>> BEGIN

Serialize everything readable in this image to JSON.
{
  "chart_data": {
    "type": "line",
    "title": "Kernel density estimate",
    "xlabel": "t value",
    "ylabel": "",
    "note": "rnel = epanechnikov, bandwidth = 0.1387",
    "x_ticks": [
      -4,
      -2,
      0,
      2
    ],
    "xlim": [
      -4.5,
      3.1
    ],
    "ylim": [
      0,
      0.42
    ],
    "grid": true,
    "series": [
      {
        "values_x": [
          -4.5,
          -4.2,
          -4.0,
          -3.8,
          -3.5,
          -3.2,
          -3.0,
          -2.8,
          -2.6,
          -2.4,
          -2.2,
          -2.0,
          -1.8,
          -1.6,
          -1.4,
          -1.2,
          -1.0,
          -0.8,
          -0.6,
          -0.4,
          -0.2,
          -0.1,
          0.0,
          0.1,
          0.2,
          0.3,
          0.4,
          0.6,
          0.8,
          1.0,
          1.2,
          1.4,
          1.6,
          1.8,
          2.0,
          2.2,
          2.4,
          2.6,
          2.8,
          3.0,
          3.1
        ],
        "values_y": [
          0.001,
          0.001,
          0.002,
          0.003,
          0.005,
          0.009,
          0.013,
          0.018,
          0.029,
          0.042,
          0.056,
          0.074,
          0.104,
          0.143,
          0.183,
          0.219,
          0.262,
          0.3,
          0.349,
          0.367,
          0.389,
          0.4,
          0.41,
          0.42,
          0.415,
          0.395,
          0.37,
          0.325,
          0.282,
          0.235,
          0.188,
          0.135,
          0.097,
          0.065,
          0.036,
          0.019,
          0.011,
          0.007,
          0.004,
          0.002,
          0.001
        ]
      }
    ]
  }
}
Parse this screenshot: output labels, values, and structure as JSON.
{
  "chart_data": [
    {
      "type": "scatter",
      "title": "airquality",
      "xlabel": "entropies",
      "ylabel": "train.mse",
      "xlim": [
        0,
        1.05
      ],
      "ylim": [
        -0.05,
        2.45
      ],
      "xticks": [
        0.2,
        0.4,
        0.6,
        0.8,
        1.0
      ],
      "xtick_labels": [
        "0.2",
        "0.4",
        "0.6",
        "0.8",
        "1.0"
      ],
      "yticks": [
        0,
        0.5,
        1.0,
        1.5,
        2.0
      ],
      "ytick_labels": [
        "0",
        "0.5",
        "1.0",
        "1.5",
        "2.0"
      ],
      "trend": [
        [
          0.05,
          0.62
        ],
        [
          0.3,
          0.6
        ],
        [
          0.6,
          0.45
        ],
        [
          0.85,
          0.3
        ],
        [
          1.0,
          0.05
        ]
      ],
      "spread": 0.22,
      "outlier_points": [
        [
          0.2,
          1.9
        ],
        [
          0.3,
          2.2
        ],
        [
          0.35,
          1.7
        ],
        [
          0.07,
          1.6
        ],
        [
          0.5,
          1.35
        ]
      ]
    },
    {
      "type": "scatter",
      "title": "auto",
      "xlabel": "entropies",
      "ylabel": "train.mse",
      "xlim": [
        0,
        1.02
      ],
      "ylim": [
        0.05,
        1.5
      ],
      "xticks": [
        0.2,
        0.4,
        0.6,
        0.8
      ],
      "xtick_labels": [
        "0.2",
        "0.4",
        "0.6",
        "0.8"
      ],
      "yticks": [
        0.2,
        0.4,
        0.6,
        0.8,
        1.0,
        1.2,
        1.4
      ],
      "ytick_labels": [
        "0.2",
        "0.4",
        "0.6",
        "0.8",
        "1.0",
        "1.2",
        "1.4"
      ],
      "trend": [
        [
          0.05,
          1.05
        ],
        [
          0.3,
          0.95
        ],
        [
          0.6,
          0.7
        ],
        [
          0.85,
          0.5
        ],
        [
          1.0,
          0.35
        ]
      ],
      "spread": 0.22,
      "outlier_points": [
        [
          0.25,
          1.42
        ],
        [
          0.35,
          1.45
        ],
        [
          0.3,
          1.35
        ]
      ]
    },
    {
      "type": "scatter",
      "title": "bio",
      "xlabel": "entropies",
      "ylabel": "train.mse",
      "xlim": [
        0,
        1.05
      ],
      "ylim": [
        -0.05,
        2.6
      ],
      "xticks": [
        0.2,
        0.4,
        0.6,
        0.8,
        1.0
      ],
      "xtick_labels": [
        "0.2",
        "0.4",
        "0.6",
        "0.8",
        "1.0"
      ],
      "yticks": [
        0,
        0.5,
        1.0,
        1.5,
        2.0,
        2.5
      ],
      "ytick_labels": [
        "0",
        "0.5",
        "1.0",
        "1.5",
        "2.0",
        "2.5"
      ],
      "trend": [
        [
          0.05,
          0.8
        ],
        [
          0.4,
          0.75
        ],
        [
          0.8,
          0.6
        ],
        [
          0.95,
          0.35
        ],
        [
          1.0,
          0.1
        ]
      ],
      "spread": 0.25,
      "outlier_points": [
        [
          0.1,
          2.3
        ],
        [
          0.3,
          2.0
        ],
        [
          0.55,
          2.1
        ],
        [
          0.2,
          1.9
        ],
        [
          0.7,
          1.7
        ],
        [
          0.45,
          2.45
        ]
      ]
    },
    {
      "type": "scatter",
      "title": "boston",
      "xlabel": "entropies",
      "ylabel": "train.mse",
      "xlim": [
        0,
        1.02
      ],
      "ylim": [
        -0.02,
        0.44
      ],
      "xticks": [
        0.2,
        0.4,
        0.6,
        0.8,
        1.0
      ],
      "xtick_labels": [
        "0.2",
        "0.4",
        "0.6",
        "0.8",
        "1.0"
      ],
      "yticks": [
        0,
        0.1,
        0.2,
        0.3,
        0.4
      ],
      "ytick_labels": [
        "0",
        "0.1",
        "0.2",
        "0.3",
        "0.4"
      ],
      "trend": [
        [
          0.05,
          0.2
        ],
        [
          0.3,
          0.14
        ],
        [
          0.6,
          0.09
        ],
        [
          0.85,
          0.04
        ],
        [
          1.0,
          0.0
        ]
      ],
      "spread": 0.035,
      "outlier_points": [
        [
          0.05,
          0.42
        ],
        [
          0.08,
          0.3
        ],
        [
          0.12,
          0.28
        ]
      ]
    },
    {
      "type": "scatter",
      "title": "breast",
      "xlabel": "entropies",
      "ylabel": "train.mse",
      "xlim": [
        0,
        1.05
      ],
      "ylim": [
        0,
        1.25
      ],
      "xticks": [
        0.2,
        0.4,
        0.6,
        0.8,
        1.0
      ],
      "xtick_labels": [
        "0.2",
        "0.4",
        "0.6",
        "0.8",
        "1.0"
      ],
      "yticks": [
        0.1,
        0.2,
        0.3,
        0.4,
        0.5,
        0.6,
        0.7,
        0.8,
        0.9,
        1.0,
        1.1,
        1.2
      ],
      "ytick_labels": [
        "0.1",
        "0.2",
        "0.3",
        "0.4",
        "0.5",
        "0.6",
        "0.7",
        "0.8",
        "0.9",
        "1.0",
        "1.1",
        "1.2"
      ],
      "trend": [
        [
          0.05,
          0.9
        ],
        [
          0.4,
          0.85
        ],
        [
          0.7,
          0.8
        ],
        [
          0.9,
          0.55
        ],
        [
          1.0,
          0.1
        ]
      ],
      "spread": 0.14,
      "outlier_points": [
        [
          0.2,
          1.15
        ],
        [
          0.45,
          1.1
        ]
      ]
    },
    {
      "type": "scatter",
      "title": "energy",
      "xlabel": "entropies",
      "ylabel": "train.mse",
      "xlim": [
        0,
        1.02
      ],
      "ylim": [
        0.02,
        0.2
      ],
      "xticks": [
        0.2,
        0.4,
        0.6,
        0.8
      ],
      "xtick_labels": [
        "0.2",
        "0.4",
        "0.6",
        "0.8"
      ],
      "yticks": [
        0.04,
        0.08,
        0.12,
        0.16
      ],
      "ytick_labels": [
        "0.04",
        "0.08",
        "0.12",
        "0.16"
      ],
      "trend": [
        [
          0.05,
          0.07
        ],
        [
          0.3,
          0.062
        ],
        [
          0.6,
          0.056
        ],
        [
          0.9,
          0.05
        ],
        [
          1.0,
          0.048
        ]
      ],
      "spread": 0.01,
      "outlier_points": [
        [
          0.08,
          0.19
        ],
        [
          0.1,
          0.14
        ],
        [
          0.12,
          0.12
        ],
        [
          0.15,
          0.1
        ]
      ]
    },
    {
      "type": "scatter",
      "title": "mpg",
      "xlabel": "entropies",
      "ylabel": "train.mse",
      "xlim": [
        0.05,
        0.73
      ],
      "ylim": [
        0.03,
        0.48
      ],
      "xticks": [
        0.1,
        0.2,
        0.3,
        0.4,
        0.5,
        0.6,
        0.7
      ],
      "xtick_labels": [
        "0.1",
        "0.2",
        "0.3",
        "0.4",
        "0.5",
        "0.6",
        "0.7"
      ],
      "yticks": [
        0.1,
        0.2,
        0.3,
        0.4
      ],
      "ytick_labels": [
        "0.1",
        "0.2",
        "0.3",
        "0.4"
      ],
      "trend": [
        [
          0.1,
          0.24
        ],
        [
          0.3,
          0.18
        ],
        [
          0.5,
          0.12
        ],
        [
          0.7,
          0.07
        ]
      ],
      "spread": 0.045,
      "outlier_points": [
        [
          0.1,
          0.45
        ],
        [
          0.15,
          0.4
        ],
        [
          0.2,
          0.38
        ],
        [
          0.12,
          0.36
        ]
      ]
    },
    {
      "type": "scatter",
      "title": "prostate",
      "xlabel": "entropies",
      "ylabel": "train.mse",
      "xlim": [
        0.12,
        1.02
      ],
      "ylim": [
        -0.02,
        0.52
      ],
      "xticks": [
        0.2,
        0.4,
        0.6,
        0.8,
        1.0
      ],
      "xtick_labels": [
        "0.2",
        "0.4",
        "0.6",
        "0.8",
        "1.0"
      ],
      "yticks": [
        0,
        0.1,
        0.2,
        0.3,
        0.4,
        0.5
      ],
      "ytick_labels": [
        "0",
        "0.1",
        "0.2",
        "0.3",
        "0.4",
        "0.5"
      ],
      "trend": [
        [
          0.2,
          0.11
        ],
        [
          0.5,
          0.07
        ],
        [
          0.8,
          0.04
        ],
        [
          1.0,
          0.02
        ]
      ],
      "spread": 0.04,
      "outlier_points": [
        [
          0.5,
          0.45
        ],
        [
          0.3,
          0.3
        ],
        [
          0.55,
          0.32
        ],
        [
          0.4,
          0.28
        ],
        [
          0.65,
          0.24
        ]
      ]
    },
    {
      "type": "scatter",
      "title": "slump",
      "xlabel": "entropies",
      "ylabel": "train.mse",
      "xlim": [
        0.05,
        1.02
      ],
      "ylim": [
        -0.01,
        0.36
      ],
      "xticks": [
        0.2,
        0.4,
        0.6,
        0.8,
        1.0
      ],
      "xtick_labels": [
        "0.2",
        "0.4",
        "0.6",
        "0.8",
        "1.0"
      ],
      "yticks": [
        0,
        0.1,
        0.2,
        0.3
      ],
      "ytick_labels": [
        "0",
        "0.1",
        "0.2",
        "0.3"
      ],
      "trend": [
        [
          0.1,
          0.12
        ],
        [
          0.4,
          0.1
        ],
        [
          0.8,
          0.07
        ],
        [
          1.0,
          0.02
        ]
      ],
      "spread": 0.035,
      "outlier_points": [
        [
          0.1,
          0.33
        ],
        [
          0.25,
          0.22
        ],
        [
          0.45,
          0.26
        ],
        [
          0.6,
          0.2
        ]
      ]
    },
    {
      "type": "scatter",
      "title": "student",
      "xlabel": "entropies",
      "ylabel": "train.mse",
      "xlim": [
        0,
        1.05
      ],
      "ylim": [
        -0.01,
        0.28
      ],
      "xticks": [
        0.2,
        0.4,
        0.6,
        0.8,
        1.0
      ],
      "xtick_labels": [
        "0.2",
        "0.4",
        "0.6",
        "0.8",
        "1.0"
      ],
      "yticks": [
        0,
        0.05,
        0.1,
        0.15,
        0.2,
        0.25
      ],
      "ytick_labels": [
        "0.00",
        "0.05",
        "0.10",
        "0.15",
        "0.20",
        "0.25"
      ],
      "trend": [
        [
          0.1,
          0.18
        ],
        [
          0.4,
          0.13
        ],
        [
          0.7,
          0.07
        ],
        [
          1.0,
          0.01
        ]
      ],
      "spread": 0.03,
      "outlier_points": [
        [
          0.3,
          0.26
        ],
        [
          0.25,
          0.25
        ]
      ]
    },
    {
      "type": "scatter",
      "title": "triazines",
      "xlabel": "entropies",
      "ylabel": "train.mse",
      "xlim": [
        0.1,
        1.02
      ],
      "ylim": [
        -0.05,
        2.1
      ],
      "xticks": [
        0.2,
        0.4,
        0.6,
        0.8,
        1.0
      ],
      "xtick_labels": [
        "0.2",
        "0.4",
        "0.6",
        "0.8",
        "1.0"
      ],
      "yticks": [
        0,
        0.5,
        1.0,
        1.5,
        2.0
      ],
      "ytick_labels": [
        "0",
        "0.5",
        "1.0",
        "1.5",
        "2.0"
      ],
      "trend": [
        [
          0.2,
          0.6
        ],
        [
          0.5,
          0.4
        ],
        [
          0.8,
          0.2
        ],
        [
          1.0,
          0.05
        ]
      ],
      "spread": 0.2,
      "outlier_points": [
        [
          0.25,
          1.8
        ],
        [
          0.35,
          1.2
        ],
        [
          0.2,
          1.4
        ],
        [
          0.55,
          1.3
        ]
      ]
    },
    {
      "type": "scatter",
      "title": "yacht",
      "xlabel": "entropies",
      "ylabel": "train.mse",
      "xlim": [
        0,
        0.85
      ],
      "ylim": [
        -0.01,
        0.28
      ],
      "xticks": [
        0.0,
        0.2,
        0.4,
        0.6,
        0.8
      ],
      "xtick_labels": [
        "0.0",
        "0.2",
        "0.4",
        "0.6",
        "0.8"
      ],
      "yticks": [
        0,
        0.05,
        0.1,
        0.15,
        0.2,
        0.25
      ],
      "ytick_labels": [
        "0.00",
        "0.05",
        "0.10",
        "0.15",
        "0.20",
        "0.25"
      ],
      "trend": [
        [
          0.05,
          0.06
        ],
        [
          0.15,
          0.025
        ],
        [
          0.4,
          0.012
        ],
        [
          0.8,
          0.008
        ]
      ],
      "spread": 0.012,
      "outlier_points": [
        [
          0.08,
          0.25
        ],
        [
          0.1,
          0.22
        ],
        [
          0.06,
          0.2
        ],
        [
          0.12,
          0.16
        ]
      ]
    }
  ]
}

>> END

• **Exercise directions**
Read the lines above. Gather those in which the string "JSON" is found.

• **Output below**
Serialize everything readable in this image to JSON.
Parse this screenshot: output labels, values, and structure as JSON.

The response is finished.